:: Job ::
Can you reproduce the listing line by line, changing every "badge-chip" to "badge-pill" and leaving everything else the same?

(Region annotation listing)
◇ ◇ ◇ ◇
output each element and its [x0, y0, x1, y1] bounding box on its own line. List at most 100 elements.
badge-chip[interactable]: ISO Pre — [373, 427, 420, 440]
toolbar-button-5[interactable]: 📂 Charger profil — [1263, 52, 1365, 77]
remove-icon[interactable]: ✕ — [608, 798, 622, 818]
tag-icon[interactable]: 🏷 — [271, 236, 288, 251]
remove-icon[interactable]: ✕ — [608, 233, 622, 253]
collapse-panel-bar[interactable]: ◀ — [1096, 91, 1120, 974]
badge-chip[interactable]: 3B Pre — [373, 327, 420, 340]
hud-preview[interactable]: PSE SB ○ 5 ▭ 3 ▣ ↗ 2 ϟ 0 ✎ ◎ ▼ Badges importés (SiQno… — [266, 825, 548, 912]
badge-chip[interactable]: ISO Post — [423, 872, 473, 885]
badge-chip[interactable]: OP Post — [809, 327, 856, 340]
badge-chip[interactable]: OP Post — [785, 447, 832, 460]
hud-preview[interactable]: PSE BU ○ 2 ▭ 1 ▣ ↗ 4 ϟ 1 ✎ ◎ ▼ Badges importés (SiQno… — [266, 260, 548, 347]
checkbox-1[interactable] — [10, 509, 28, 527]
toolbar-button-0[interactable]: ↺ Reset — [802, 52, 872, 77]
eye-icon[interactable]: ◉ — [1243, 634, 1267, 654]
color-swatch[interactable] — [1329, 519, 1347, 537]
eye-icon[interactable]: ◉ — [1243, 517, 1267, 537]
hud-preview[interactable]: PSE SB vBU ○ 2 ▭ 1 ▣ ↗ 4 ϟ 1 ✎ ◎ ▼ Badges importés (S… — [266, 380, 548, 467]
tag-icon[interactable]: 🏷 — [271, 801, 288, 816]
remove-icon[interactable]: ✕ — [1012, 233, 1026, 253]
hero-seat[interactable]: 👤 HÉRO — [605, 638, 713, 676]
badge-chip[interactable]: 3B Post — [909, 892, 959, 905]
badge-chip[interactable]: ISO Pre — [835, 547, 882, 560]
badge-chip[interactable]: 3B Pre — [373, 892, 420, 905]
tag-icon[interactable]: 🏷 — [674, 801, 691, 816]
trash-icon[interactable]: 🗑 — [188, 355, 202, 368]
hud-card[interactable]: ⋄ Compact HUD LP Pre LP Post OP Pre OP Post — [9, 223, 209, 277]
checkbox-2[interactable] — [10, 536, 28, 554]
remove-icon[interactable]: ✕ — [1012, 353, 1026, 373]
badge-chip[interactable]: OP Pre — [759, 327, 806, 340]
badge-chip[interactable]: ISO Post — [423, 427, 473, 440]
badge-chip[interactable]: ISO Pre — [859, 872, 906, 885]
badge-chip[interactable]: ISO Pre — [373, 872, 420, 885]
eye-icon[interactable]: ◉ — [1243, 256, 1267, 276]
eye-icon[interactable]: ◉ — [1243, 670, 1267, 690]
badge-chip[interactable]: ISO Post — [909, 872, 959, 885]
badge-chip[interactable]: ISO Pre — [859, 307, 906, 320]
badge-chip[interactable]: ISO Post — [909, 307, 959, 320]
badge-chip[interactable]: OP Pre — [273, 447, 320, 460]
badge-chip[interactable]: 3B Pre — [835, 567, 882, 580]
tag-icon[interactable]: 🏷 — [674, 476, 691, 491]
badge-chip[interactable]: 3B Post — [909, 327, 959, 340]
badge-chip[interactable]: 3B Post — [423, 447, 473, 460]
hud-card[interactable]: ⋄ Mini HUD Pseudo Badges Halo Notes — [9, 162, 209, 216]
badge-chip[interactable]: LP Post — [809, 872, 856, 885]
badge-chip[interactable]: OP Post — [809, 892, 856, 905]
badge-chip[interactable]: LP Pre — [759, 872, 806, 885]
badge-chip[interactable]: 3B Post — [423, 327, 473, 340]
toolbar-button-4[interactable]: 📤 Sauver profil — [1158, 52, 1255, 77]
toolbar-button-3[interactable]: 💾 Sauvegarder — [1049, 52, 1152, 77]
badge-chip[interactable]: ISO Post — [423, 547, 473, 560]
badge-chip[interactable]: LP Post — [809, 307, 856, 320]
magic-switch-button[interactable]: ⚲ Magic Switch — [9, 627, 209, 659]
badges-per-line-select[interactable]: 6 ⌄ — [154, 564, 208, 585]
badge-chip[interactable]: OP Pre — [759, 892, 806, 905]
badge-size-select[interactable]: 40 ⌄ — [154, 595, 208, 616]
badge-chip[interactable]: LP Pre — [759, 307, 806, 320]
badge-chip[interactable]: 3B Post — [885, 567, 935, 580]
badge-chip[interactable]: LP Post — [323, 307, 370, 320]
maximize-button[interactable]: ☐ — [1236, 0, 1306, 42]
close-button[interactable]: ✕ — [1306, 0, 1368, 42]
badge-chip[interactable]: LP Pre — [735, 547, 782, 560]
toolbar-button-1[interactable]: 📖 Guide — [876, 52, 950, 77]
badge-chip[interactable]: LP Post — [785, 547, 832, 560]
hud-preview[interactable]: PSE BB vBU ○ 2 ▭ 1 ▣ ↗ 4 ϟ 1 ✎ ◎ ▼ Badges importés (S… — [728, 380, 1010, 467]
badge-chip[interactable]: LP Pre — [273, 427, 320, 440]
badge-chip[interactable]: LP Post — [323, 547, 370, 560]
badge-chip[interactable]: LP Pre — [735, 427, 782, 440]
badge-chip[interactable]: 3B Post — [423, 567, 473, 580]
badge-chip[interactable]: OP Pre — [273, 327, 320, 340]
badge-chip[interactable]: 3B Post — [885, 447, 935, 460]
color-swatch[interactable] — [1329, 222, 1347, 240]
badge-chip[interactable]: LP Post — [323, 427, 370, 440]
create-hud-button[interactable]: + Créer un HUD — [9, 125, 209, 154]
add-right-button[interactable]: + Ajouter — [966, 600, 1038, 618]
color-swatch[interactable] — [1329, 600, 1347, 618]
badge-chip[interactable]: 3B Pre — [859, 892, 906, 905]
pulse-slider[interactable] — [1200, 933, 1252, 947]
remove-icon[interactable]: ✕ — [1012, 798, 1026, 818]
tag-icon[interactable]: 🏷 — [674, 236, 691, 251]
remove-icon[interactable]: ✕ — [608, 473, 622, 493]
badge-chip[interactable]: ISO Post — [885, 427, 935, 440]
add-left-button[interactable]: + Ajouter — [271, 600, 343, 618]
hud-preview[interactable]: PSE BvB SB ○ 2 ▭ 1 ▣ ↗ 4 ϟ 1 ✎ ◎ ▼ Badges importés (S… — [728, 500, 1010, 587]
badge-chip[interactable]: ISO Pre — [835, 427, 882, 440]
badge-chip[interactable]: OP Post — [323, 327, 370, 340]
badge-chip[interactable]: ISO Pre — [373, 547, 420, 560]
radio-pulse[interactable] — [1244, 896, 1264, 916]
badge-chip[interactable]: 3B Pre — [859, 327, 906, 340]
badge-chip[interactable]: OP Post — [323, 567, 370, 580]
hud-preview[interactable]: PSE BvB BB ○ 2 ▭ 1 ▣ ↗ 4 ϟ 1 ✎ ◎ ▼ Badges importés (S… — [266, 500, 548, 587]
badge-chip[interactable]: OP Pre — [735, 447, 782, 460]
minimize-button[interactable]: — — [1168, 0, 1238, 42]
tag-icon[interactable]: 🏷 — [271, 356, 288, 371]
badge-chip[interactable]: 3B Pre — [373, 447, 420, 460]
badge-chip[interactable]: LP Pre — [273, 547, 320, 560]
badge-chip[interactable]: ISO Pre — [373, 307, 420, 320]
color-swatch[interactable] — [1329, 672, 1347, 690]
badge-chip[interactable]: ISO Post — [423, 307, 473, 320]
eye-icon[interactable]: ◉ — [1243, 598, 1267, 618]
◇ ◇ ◇ ◇
:: Full output ::
output each element and its [x0, y0, x1, y1] bounding box on its own line. List at most 100 elements.
badge-pill[interactable]: ISO Pre — [373, 427, 420, 440]
toolbar-button-5[interactable]: 📂 Charger profil — [1263, 52, 1365, 77]
remove-icon[interactable]: ✕ — [608, 798, 622, 818]
tag-icon[interactable]: 🏷 — [271, 236, 288, 251]
remove-icon[interactable]: ✕ — [608, 233, 622, 253]
collapse-panel-bar[interactable]: ◀ — [1096, 91, 1120, 974]
badge-pill[interactable]: 3B Pre — [373, 327, 420, 340]
hud-preview[interactable]: PSE SB ○ 5 ▭ 3 ▣ ↗ 2 ϟ 0 ✎ ◎ ▼ Badges importés (SiQno… — [266, 825, 548, 912]
badge-pill[interactable]: ISO Post — [423, 872, 473, 885]
badge-pill[interactable]: OP Post — [809, 327, 856, 340]
badge-pill[interactable]: OP Post — [785, 447, 832, 460]
hud-preview[interactable]: PSE BU ○ 2 ▭ 1 ▣ ↗ 4 ϟ 1 ✎ ◎ ▼ Badges importés (SiQno… — [266, 260, 548, 347]
checkbox-1[interactable] — [10, 509, 28, 527]
toolbar-button-0[interactable]: ↺ Reset — [802, 52, 872, 77]
eye-icon[interactable]: ◉ — [1243, 634, 1267, 654]
color-swatch[interactable] — [1329, 519, 1347, 537]
eye-icon[interactable]: ◉ — [1243, 517, 1267, 537]
hud-preview[interactable]: PSE SB vBU ○ 2 ▭ 1 ▣ ↗ 4 ϟ 1 ✎ ◎ ▼ Badges importés (S… — [266, 380, 548, 467]
tag-icon[interactable]: 🏷 — [271, 801, 288, 816]
remove-icon[interactable]: ✕ — [1012, 233, 1026, 253]
hero-seat[interactable]: 👤 HÉRO — [605, 638, 713, 676]
badge-pill[interactable]: 3B Post — [909, 892, 959, 905]
badge-pill[interactable]: ISO Pre — [835, 547, 882, 560]
badge-pill[interactable]: 3B Pre — [373, 892, 420, 905]
tag-icon[interactable]: 🏷 — [674, 801, 691, 816]
trash-icon[interactable]: 🗑 — [188, 355, 202, 368]
hud-card[interactable]: ⋄ Compact HUD LP Pre LP Post OP Pre OP Post — [9, 223, 209, 277]
checkbox-2[interactable] — [10, 536, 28, 554]
remove-icon[interactable]: ✕ — [1012, 353, 1026, 373]
badge-pill[interactable]: OP Pre — [759, 327, 806, 340]
badge-pill[interactable]: ISO Post — [423, 427, 473, 440]
badge-pill[interactable]: ISO Pre — [859, 872, 906, 885]
badge-pill[interactable]: ISO Pre — [373, 872, 420, 885]
eye-icon[interactable]: ◉ — [1243, 256, 1267, 276]
eye-icon[interactable]: ◉ — [1243, 670, 1267, 690]
badge-pill[interactable]: ISO Post — [909, 872, 959, 885]
badge-pill[interactable]: ISO Pre — [859, 307, 906, 320]
badge-pill[interactable]: ISO Post — [909, 307, 959, 320]
badge-pill[interactable]: OP Pre — [273, 447, 320, 460]
badge-pill[interactable]: 3B Pre — [835, 567, 882, 580]
tag-icon[interactable]: 🏷 — [674, 476, 691, 491]
badge-pill[interactable]: 3B Post — [909, 327, 959, 340]
badge-pill[interactable]: 3B Post — [423, 447, 473, 460]
hud-card[interactable]: ⋄ Mini HUD Pseudo Badges Halo Notes — [9, 162, 209, 216]
badge-pill[interactable]: LP Post — [809, 872, 856, 885]
badge-pill[interactable]: OP Post — [809, 892, 856, 905]
badge-pill[interactable]: LP Pre — [759, 872, 806, 885]
badge-pill[interactable]: 3B Post — [423, 327, 473, 340]
toolbar-button-4[interactable]: 📤 Sauver profil — [1158, 52, 1255, 77]
toolbar-button-3[interactable]: 💾 Sauvegarder — [1049, 52, 1152, 77]
badge-pill[interactable]: ISO Post — [423, 547, 473, 560]
badge-pill[interactable]: LP Post — [809, 307, 856, 320]
magic-switch-button[interactable]: ⚲ Magic Switch — [9, 627, 209, 659]
badges-per-line-select[interactable]: 6 ⌄ — [154, 564, 208, 585]
badge-pill[interactable]: OP Pre — [759, 892, 806, 905]
badge-size-select[interactable]: 40 ⌄ — [154, 595, 208, 616]
badge-pill[interactable]: LP Pre — [759, 307, 806, 320]
badge-pill[interactable]: 3B Post — [885, 567, 935, 580]
badge-pill[interactable]: LP Post — [323, 307, 370, 320]
maximize-button[interactable]: ☐ — [1236, 0, 1306, 42]
close-button[interactable]: ✕ — [1306, 0, 1368, 42]
badge-pill[interactable]: LP Pre — [735, 547, 782, 560]
toolbar-button-1[interactable]: 📖 Guide — [876, 52, 950, 77]
badge-pill[interactable]: LP Post — [785, 547, 832, 560]
hud-preview[interactable]: PSE BB vBU ○ 2 ▭ 1 ▣ ↗ 4 ϟ 1 ✎ ◎ ▼ Badges importés (S… — [728, 380, 1010, 467]
badge-pill[interactable]: LP Pre — [273, 427, 320, 440]
badge-pill[interactable]: LP Post — [323, 547, 370, 560]
badge-pill[interactable]: LP Pre — [735, 427, 782, 440]
badge-pill[interactable]: 3B Post — [423, 567, 473, 580]
badge-pill[interactable]: OP Pre — [273, 327, 320, 340]
badge-pill[interactable]: 3B Post — [885, 447, 935, 460]
color-swatch[interactable] — [1329, 222, 1347, 240]
badge-pill[interactable]: LP Post — [323, 427, 370, 440]
create-hud-button[interactable]: + Créer un HUD — [9, 125, 209, 154]
add-right-button[interactable]: + Ajouter — [966, 600, 1038, 618]
color-swatch[interactable] — [1329, 600, 1347, 618]
badge-pill[interactable]: 3B Pre — [859, 892, 906, 905]
pulse-slider[interactable] — [1200, 933, 1252, 947]
remove-icon[interactable]: ✕ — [1012, 798, 1026, 818]
tag-icon[interactable]: 🏷 — [674, 236, 691, 251]
remove-icon[interactable]: ✕ — [608, 473, 622, 493]
badge-pill[interactable]: ISO Post — [885, 427, 935, 440]
add-left-button[interactable]: + Ajouter — [271, 600, 343, 618]
hud-preview[interactable]: PSE BvB SB ○ 2 ▭ 1 ▣ ↗ 4 ϟ 1 ✎ ◎ ▼ Badges importés (S… — [728, 500, 1010, 587]
badge-pill[interactable]: ISO Pre — [835, 427, 882, 440]
badge-pill[interactable]: OP Post — [323, 327, 370, 340]
badge-pill[interactable]: ISO Pre — [373, 547, 420, 560]
radio-pulse[interactable] — [1244, 896, 1264, 916]
badge-pill[interactable]: 3B Pre — [859, 327, 906, 340]
badge-pill[interactable]: OP Post — [323, 567, 370, 580]
hud-preview[interactable]: PSE BvB BB ○ 2 ▭ 1 ▣ ↗ 4 ϟ 1 ✎ ◎ ▼ Badges importés (S… — [266, 500, 548, 587]
badge-pill[interactable]: OP Pre — [735, 447, 782, 460]
minimize-button[interactable]: — — [1168, 0, 1238, 42]
tag-icon[interactable]: 🏷 — [271, 356, 288, 371]
badge-pill[interactable]: 3B Pre — [373, 447, 420, 460]
badge-pill[interactable]: LP Pre — [273, 547, 320, 560]
badge-pill[interactable]: ISO Pre — [373, 307, 420, 320]
color-swatch[interactable] — [1329, 672, 1347, 690]
badge-pill[interactable]: ISO Post — [423, 307, 473, 320]
eye-icon[interactable]: ◉ — [1243, 598, 1267, 618]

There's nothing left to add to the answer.